TASK TO CARRY OUT - Extract the records below word for word and ignore the images.

(Collected data)
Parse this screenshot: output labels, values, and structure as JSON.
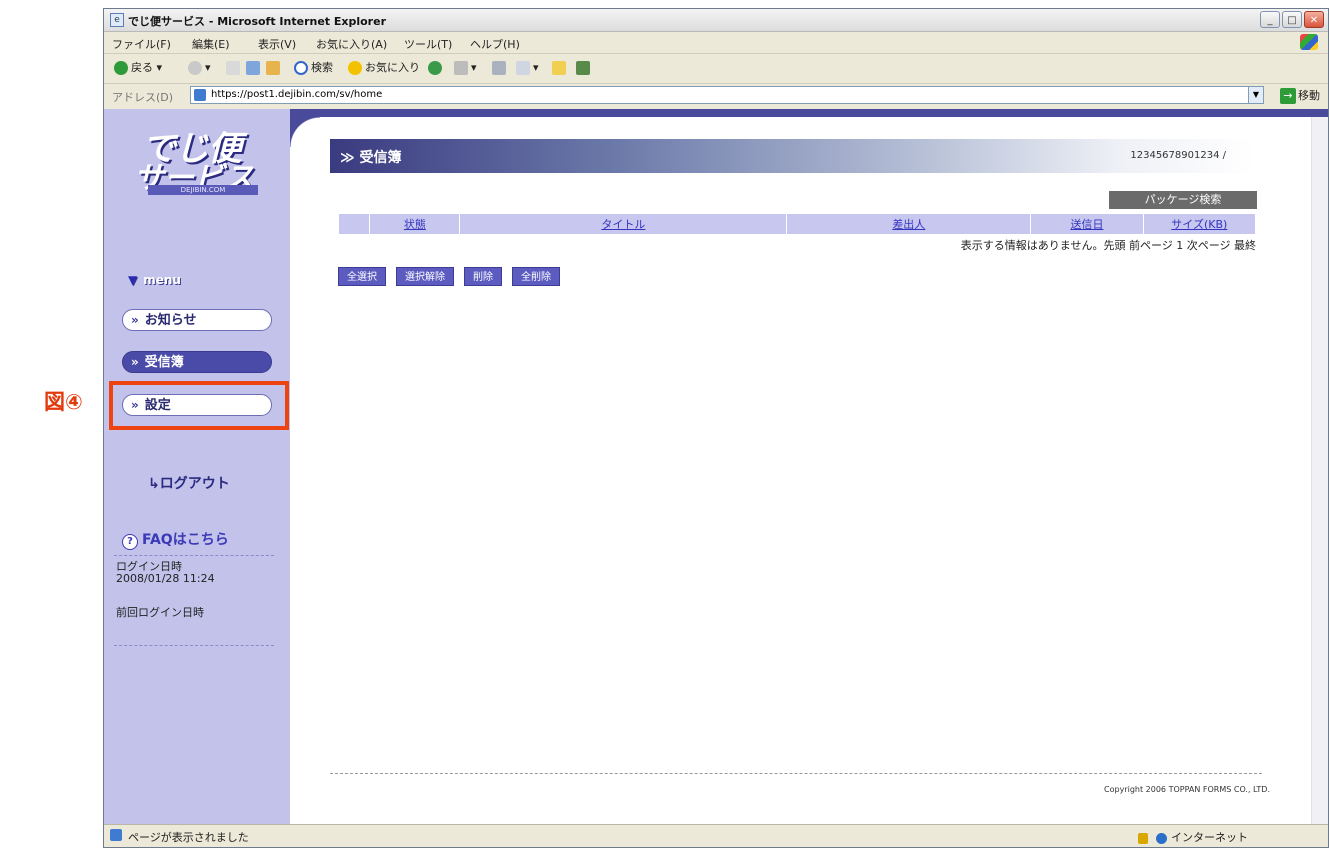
{
  "window": {
    "title": "でじ便サービス - Microsoft Internet Explorer"
  },
  "menubar": {
    "items": [
      "ファイル(F)",
      "編集(E)",
      "表示(V)",
      "お気に入り(A)",
      "ツール(T)",
      "ヘルプ(H)"
    ]
  },
  "toolbar": {
    "back_label": "戻る",
    "search_label": "検索",
    "favorites_label": "お気に入り"
  },
  "address": {
    "label": "アドレス(D)",
    "url": "https://post1.dejibin.com/sv/home",
    "go_label": "移動"
  },
  "sidebar": {
    "logo_line1": "でじ便",
    "logo_line2": "サービス",
    "logo_sub": "DEJIBIN.COM",
    "menu_head": "menu",
    "nav": [
      {
        "label": "お知らせ"
      },
      {
        "label": "受信簿"
      },
      {
        "label": "設定"
      }
    ],
    "logout": "ログアウト",
    "faq": "FAQはこちら",
    "login_label": "ログイン日時",
    "login_value": "2008/01/28 11:24",
    "prev_login_label": "前回ログイン日時"
  },
  "main": {
    "header_title": "受信簿",
    "user_id": "12345678901234 /",
    "package_search": "パッケージ検索",
    "columns": [
      "状態",
      "タイトル",
      "差出人",
      "送信日",
      "サイズ(KB)"
    ],
    "pager": "表示する情報はありません。先頭 前ページ 1 次ページ 最終",
    "buttons": [
      "全選択",
      "選択解除",
      "削除",
      "全削除"
    ],
    "copyright": "Copyright 2006 TOPPAN FORMS CO., LTD."
  },
  "statusbar": {
    "message": "ページが表示されました",
    "zone": "インターネット"
  },
  "annotation": {
    "label": "図④"
  }
}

CORRECT RESPONSE -
Parse this screenshot: output labels, values, and structure as JSON.
{
  "window": {
    "title": "でじ便サービス - Microsoft Internet Explorer"
  },
  "menubar": {
    "items": [
      "ファイル(F)",
      "編集(E)",
      "表示(V)",
      "お気に入り(A)",
      "ツール(T)",
      "ヘルプ(H)"
    ]
  },
  "toolbar": {
    "back_label": "戻る",
    "search_label": "検索",
    "favorites_label": "お気に入り"
  },
  "address": {
    "label": "アドレス(D)",
    "url": "https://post1.dejibin.com/sv/home",
    "go_label": "移動"
  },
  "sidebar": {
    "logo_line1": "でじ便",
    "logo_line2": "サービス",
    "logo_sub": "DEJIBIN.COM",
    "menu_head": "menu",
    "nav": [
      {
        "label": "お知らせ"
      },
      {
        "label": "受信簿"
      },
      {
        "label": "設定"
      }
    ],
    "logout": "ログアウト",
    "faq": "FAQはこちら",
    "login_label": "ログイン日時",
    "login_value": "2008/01/28 11:24",
    "prev_login_label": "前回ログイン日時"
  },
  "main": {
    "header_title": "受信簿",
    "user_id": "12345678901234 /",
    "package_search": "パッケージ検索",
    "columns": [
      "状態",
      "タイトル",
      "差出人",
      "送信日",
      "サイズ(KB)"
    ],
    "pager": "表示する情報はありません。先頭 前ページ 1 次ページ 最終",
    "buttons": [
      "全選択",
      "選択解除",
      "削除",
      "全削除"
    ],
    "copyright": "Copyright 2006 TOPPAN FORMS CO., LTD."
  },
  "statusbar": {
    "message": "ページが表示されました",
    "zone": "インターネット"
  },
  "annotation": {
    "label": "図④"
  }
}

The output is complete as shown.